[Collected data]

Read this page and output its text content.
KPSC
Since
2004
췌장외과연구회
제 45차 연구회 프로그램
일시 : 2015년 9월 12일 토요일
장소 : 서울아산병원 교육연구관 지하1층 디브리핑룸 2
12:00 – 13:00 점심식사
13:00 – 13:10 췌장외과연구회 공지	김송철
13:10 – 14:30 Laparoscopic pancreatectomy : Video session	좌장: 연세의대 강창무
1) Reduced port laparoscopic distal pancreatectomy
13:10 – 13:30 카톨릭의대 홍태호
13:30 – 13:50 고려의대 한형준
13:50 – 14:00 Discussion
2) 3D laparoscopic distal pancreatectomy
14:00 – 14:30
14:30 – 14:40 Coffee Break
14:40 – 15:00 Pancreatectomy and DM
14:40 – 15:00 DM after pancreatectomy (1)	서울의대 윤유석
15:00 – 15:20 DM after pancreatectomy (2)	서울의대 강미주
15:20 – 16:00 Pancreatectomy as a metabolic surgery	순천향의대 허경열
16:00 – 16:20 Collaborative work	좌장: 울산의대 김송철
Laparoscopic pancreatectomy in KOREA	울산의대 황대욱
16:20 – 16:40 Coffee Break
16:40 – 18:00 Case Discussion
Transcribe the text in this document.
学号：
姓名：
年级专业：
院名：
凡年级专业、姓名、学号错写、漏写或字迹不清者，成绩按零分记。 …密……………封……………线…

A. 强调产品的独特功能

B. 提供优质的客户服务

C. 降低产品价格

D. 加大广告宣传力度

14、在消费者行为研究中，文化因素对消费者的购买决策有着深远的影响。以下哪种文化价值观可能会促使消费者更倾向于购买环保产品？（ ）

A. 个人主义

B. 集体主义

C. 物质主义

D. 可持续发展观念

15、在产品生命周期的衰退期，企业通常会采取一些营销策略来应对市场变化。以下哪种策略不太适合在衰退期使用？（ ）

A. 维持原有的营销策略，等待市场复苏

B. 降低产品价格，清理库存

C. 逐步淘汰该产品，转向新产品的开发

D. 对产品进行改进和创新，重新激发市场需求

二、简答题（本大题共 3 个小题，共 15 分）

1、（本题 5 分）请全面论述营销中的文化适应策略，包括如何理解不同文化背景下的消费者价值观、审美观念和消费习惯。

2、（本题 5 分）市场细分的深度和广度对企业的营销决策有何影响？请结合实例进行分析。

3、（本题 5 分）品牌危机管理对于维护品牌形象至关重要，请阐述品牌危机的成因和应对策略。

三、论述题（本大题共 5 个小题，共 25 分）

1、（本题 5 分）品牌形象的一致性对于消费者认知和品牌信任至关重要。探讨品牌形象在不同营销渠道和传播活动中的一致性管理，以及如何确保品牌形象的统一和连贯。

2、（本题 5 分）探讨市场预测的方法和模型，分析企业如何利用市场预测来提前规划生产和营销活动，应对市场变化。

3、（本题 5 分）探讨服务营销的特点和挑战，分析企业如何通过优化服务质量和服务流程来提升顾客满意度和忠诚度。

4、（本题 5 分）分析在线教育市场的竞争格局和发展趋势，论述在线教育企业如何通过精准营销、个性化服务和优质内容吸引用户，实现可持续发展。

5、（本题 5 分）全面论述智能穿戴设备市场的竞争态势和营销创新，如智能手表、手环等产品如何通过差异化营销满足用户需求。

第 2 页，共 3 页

:: Problem details ::
Copy out each record, keeping every word as it is.

:: Correct response ::
Read this page and output its text content.
KPSC
Since
2004
췌장외과연구회
제 45차 연구회 프로그램
일시 : 2015년 9월 12일 토요일
장소 : 서울아산병원 교육연구관 지하1층 디브리핑룸 2
12:00 – 13:00 점심식사
13:00 – 13:10 췌장외과연구회 공지	김송철
13:10 – 14:30 Laparoscopic pancreatectomy : Video session	좌장: 연세의대 강창무
1) Reduced port laparoscopic distal pancreatectomy
13:10 – 13:30 카톨릭의대 홍태호
13:30 – 13:50 고려의대 한형준
13:50 – 14:00 Discussion
2) 3D laparoscopic distal pancreatectomy
14:00 – 14:30
14:30 – 14:40 Coffee Break
14:40 – 15:00 Pancreatectomy and DM
14:40 – 15:00 DM after pancreatectomy (1)	서울의대 윤유석
15:00 – 15:20 DM after pancreatectomy (2)	서울의대 강미주
15:20 – 16:00 Pancreatectomy as a metabolic surgery	순천향의대 허경열
16:00 – 16:20 Collaborative work	좌장: 울산의대 김송철
Laparoscopic pancreatectomy in KOREA	울산의대 황대욱
16:20 – 16:40 Coffee Break
16:40 – 18:00 Case Discussion
Transcribe the text in this document.
学号：
姓名：
年级专业：
院名：
凡年级专业、姓名、学号错写、漏写或字迹不清者，成绩按零分记。 …密……………封……………线…

A. 强调产品的独特功能

B. 提供优质的客户服务

C. 降低产品价格

D. 加大广告宣传力度

14、在消费者行为研究中，文化因素对消费者的购买决策有着深远的影响。以下哪种文化价值观可能会促使消费者更倾向于购买环保产品？（ ）

A. 个人主义

B. 集体主义

C. 物质主义

D. 可持续发展观念

15、在产品生命周期的衰退期，企业通常会采取一些营销策略来应对市场变化。以下哪种策略不太适合在衰退期使用？（ ）

A. 维持原有的营销策略，等待市场复苏

B. 降低产品价格，清理库存

C. 逐步淘汰该产品，转向新产品的开发

D. 对产品进行改进和创新，重新激发市场需求

二、简答题（本大题共 3 个小题，共 15 分）

1、（本题 5 分）请全面论述营销中的文化适应策略，包括如何理解不同文化背景下的消费者价值观、审美观念和消费习惯。

2、（本题 5 分）市场细分的深度和广度对企业的营销决策有何影响？请结合实例进行分析。

3、（本题 5 分）品牌危机管理对于维护品牌形象至关重要，请阐述品牌危机的成因和应对策略。

三、论述题（本大题共 5 个小题，共 25 分）

1、（本题 5 分）品牌形象的一致性对于消费者认知和品牌信任至关重要。探讨品牌形象在不同营销渠道和传播活动中的一致性管理，以及如何确保品牌形象的统一和连贯。

2、（本题 5 分）探讨市场预测的方法和模型，分析企业如何利用市场预测来提前规划生产和营销活动，应对市场变化。

3、（本题 5 分）探讨服务营销的特点和挑战，分析企业如何通过优化服务质量和服务流程来提升顾客满意度和忠诚度。

4、（本题 5 分）分析在线教育市场的竞争格局和发展趋势，论述在线教育企业如何通过精准营销、个性化服务和优质内容吸引用户，实现可持续发展。

5、（本题 5 分）全面论述智能穿戴设备市场的竞争态势和营销创新，如智能手表、手环等产品如何通过差异化营销满足用户需求。

第 2 页，共 3 页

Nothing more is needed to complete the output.